▶ _Goal_
Without the pictures, write out all the lines below exactly as they appear.

:::

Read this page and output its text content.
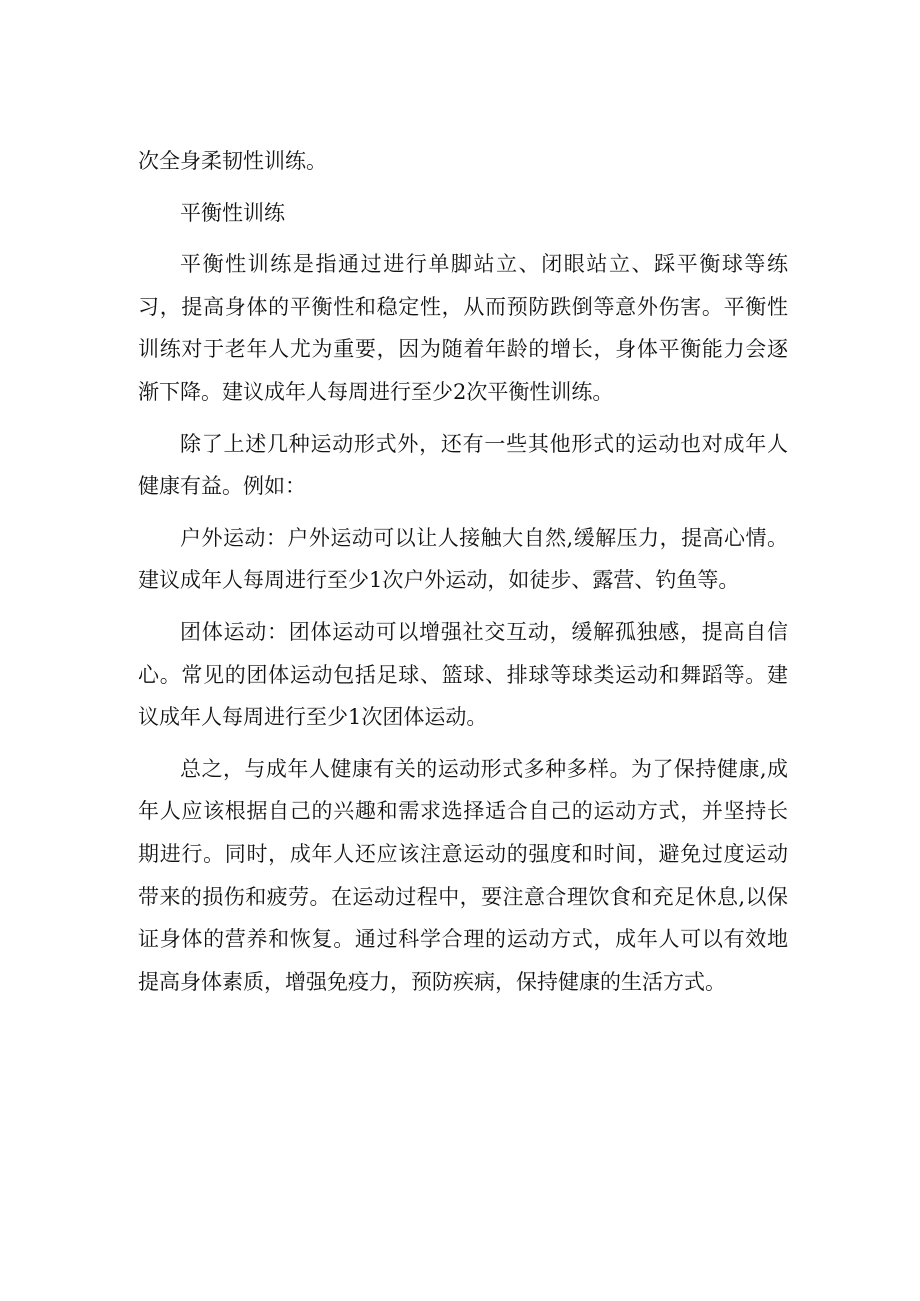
次全身柔韧性训练。

平衡性训练

平衡性训练是指通过进行单脚站立、闭眼站立、踩平衡球等练习，提高身体的平衡性和稳定性，从而预防跌倒等意外伤害。平衡性训练对于老年人尤为重要，因为随着年龄的增长，身体平衡能力会逐渐下降。建议成年人每周进行至少2次平衡性训练。

除了上述几种运动形式外，还有一些其他形式的运动也对成年人健康有益。例如：

户外运动：户外运动可以让人接触大自然,缓解压力，提高心情。建议成年人每周进行至少1次户外运动，如徒步、露营、钓鱼等。

团体运动：团体运动可以增强社交互动，缓解孤独感，提高自信心。常见的团体运动包括足球、篮球、排球等球类运动和舞蹈等。建议成年人每周进行至少1次团体运动。

总之，与成年人健康有关的运动形式多种多样。为了保持健康,成年人应该根据自己的兴趣和需求选择适合自己的运动方式，并坚持长期进行。同时，成年人还应该注意运动的强度和时间，避免过度运动带来的损伤和疲劳。在运动过程中，要注意合理饮食和充足休息,以保证身体的营养和恢复。通过科学合理的运动方式，成年人可以有效地提高身体素质，增强免疫力，预防疾病，保持健康的生活方式。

:::

▶ _Result for this exercise_
Read this page and output its text content.
次全身柔韧性训练。

平衡性训练

平衡性训练是指通过进行单脚站立、闭眼站立、踩平衡球等练习，提高身体的平衡性和稳定性，从而预防跌倒等意外伤害。平衡性训练对于老年人尤为重要，因为随着年龄的增长，身体平衡能力会逐渐下降。建议成年人每周进行至少2次平衡性训练。

除了上述几种运动形式外，还有一些其他形式的运动也对成年人健康有益。例如：

户外运动：户外运动可以让人接触大自然,缓解压力，提高心情。建议成年人每周进行至少1次户外运动，如徒步、露营、钓鱼等。

团体运动：团体运动可以增强社交互动，缓解孤独感，提高自信心。常见的团体运动包括足球、篮球、排球等球类运动和舞蹈等。建议成年人每周进行至少1次团体运动。

总之，与成年人健康有关的运动形式多种多样。为了保持健康,成年人应该根据自己的兴趣和需求选择适合自己的运动方式，并坚持长期进行。同时，成年人还应该注意运动的强度和时间，避免过度运动带来的损伤和疲劳。在运动过程中，要注意合理饮食和充足休息,以保证身体的营养和恢复。通过科学合理的运动方式，成年人可以有效地提高身体素质，增强免疫力，预防疾病，保持健康的生活方式。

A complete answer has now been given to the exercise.